Stored records:
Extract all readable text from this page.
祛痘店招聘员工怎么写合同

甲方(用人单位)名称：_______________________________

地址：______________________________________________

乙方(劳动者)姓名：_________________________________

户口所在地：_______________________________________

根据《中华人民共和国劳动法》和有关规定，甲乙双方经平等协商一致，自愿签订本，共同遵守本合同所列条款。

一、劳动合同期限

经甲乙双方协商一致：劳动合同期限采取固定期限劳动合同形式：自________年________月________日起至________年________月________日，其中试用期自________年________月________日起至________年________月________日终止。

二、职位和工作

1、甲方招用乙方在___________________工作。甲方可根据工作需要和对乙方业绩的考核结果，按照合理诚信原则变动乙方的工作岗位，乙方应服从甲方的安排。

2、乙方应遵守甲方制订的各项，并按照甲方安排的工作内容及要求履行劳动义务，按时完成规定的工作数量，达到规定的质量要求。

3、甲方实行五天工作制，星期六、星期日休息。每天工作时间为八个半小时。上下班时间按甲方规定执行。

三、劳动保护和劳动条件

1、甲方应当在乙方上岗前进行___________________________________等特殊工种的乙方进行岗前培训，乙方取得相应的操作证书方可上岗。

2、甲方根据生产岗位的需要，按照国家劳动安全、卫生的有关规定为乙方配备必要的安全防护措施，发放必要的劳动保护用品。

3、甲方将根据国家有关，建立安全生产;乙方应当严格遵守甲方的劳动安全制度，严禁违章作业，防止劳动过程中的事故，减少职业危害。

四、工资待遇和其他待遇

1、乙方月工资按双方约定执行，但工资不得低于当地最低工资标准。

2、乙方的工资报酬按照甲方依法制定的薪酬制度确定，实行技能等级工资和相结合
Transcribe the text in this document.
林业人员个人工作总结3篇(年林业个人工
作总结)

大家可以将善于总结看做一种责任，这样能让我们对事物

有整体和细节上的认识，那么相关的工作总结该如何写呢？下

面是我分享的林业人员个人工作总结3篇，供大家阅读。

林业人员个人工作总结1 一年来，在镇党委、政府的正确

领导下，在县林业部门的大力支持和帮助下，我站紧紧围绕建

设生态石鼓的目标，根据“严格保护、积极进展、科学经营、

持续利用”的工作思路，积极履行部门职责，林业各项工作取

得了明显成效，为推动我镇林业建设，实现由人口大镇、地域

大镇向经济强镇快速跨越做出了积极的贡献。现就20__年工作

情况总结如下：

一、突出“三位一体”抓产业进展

OBJECTIVE: Note how many lines in the material hold the word "this", and give that number with nothing added.

OUTPUT BELOW: 2